═══ Selection
As~for time complexity: The first step takes $\O(m\log\log n)$ time
(by Lemma~\ref{contiter}) and it gradually contracts~$G$ to a~graph~$G'$ of size
$m'\le m$ and $n'\le n/\log n$. The second step then runs in time $\O(m'+n'\log n') = \O(m)$
and both trees can be combined in linear time, too.
\qed

\para
Actually, there is a~much better choice of the algorithms to combine: use the
Active Edge Jarn\'\i{}k's algorithm multiple times, each time stopping after a~while.
A~good choice of the stopping condition is to place a~limit on the size of the heap.
We start with an~arbitrary vertex, grow the tree as usually and once the heap gets too large,
we conserve the current tree and start with a~different vertex and an~empty heap. When this
process runs out of vertices, it has identified a~sub-forest of the MST, so we can
contract the graph along the edges of~this forest and iterate.

\algn{Iterated Jarn\'\i{}k; Fredman and Tarjan \cite{ft:fibonacci}}
\algo
\algin A~graph~$G$ with an edge comparison oracle.
\:$T\=\emptyset$. \cmt{edges of the MST}
\:$\ell(e)\=e$ for all edges~$e$. \cmt{edge labels as usually}
\:$m_0\=m$.
\:While $n>1$: \cmt{We will call iterations of this loop \df{phases}.}
\::$F\=\emptyset$. \cmt{forest built in the current phase}
\::$t\=2^{\lceil 2m_0/n \rceil}$. \cmt{the limit on heap size}
\::While there is a~vertex $v_0\not\in F$:
\:::Run the Active Edge Jarn\'\i{}k's algorithm (\ref{jarniktwo}) from~$v_0$, stop when:
\::::all vertices have been processed, or
\::::a~vertex of~$F$ has been added to the tree, or
\::::the heap has grown to more than~$t$ elements.
\:::Denote the resulting tree~$R$.
\:::$F\=F\cup R$.
══════
### Job a:
Answer these questions about the MST excerpt:
(i) In the first step, what upper bound does the contracted graph's vertex count n' satisfy?
(ii) What stopping condition does the excerpt call a good choice for each run of the Active Edge Jarník's algorithm?
(iii) What name is given to the iterations of the "While n>1" loop?
The excerpt and the entries are unrelated material.
═══ Exercise inputs
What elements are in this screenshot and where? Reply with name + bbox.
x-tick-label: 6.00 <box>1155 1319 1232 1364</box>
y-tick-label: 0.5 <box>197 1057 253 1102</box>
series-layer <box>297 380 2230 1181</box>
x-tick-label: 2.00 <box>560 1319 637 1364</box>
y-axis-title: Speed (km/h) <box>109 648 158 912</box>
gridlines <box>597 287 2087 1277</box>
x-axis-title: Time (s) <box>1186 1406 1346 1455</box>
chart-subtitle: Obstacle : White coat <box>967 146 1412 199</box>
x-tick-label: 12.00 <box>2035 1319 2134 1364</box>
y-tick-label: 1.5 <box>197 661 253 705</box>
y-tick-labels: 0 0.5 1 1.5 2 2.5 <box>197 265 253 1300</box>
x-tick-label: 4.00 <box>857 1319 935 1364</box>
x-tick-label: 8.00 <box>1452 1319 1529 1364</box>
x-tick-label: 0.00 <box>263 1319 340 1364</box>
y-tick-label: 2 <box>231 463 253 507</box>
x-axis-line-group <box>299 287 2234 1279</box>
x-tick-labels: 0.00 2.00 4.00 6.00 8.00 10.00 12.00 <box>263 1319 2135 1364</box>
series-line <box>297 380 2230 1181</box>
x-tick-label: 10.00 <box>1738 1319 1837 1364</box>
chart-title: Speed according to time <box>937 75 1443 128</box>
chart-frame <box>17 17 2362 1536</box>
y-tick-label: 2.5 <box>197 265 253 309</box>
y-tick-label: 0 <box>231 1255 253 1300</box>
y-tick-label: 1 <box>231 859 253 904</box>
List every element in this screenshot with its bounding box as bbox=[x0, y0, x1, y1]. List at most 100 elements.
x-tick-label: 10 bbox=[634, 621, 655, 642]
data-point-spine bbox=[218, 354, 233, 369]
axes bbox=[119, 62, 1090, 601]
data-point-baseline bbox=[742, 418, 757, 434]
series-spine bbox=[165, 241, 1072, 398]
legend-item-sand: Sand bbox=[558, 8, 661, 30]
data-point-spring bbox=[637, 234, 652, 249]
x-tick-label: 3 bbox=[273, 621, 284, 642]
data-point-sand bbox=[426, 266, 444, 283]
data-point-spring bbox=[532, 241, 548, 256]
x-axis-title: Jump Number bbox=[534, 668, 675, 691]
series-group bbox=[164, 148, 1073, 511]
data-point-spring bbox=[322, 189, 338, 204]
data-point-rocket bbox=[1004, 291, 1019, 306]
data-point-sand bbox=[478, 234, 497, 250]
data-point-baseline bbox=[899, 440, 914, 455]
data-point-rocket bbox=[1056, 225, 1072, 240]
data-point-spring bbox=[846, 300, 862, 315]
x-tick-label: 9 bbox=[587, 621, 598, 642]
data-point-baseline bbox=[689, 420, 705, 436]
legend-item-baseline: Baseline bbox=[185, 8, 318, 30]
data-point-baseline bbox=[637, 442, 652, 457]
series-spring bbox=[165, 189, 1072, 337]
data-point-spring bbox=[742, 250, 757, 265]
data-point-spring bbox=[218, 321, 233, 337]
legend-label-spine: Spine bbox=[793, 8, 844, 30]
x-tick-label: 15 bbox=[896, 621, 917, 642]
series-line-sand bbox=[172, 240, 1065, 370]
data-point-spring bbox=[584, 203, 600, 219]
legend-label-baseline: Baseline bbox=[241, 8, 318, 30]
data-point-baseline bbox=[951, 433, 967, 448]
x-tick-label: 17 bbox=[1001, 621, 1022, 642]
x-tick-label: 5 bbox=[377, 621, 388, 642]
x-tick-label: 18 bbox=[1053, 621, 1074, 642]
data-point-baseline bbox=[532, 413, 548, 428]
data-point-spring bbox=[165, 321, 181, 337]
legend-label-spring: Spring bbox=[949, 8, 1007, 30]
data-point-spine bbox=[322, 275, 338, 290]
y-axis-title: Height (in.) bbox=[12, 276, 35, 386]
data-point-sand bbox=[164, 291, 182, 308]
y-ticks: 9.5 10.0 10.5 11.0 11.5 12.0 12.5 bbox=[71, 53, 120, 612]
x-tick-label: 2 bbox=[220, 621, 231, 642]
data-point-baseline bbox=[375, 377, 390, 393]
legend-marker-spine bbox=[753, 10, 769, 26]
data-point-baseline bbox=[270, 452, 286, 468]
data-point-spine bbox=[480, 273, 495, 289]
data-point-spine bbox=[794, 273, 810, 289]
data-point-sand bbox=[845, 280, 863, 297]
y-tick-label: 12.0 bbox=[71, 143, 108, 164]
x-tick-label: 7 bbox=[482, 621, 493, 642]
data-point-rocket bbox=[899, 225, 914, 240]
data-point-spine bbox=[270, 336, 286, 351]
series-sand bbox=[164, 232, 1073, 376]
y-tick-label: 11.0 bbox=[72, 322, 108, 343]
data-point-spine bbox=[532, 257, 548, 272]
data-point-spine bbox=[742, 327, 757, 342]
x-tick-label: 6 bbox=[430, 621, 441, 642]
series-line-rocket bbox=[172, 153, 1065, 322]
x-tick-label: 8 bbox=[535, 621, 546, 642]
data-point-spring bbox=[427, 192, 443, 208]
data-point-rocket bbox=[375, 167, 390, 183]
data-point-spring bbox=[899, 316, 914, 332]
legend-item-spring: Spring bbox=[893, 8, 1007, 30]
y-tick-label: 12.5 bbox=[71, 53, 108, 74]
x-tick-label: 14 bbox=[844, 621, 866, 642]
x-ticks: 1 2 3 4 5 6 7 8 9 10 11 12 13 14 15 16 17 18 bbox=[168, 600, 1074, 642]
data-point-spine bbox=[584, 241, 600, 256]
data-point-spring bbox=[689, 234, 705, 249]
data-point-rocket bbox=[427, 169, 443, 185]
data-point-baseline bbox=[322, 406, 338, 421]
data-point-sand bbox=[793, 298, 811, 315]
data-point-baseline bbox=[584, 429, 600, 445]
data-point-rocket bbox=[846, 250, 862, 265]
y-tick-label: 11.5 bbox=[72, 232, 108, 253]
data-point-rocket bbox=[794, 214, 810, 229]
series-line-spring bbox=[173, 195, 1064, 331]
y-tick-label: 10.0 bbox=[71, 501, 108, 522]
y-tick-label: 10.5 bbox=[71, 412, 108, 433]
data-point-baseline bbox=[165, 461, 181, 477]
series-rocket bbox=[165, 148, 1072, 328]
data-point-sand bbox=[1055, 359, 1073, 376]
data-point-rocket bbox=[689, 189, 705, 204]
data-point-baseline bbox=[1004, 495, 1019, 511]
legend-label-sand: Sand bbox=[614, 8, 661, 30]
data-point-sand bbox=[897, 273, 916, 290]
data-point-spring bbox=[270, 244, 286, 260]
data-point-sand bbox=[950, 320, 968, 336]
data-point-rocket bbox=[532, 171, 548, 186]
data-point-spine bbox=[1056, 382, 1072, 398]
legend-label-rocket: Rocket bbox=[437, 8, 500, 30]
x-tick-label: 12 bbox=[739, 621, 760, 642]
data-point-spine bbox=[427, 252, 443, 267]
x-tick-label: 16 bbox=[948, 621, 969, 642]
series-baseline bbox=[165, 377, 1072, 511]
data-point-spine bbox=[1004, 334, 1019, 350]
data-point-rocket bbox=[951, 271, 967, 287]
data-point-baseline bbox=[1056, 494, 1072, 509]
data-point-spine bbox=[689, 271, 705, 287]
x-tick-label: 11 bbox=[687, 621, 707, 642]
══════
### Job b:
Render the entries, from the first line through the line with "y-tick-label: 1 <box>231 859 253 904</box>", as a JSON list of strings, one string per line, with blank lines left out.

### Full solution a:
(i) n' ≤ n/log n
(ii) Placing a limit on the size of the heap
(iii) Phases

### Full solution b:
[
  "What elements are in this screenshot and where? Reply with name + bbox.",
  "x-tick-label: 6.00 <box>1155 1319 1232 1364</box>",
  "y-tick-label: 0.5 <box>197 1057 253 1102</box>",
  "series-layer <box>297 380 2230 1181</box>",
  "x-tick-label: 2.00 <box>560 1319 637 1364</box>",
  "y-axis-title: Speed (km/h) <box>109 648 158 912</box>",
  "gridlines <box>597 287 2087 1277</box>",
  "x-axis-title: Time (s) <box>1186 1406 1346 1455</box>",
  "chart-subtitle: Obstacle : White coat <box>967 146 1412 199</box>",
  "x-tick-label: 12.00 <box>2035 1319 2134 1364</box>",
  "y-tick-label: 1.5 <box>197 661 253 705</box>",
  "y-tick-labels: 0 0.5 1 1.5 2 2.5 <box>197 265 253 1300</box>",
  "x-tick-label: 4.00 <box>857 1319 935 1364</box>",
  "x-tick-label: 8.00 <box>1452 1319 1529 1364</box>",
  "x-tick-label: 0.00 <box>263 1319 340 1364</box>",
  "y-tick-label: 2 <box>231 463 253 507</box>",
  "x-axis-line-group <box>299 287 2234 1279</box>",
  "x-tick-labels: 0.00 2.00 4.00 6.00 8.00 10.00 12.00 <box>263 1319 2135 1364</box>",
  "series-line <box>297 380 2230 1181</box>",
  "x-tick-label: 10.00 <box>1738 1319 1837 1364</box>",
  "chart-title: Speed according to time <box>937 75 1443 128</box>",
  "chart-frame <box>17 17 2362 1536</box>",
  "y-tick-label: 2.5 <box>197 265 253 309</box>",
  "y-tick-label: 0 <box>231 1255 253 1300</box>",
  "y-tick-label: 1 <box>231 859 253 904</box>"
]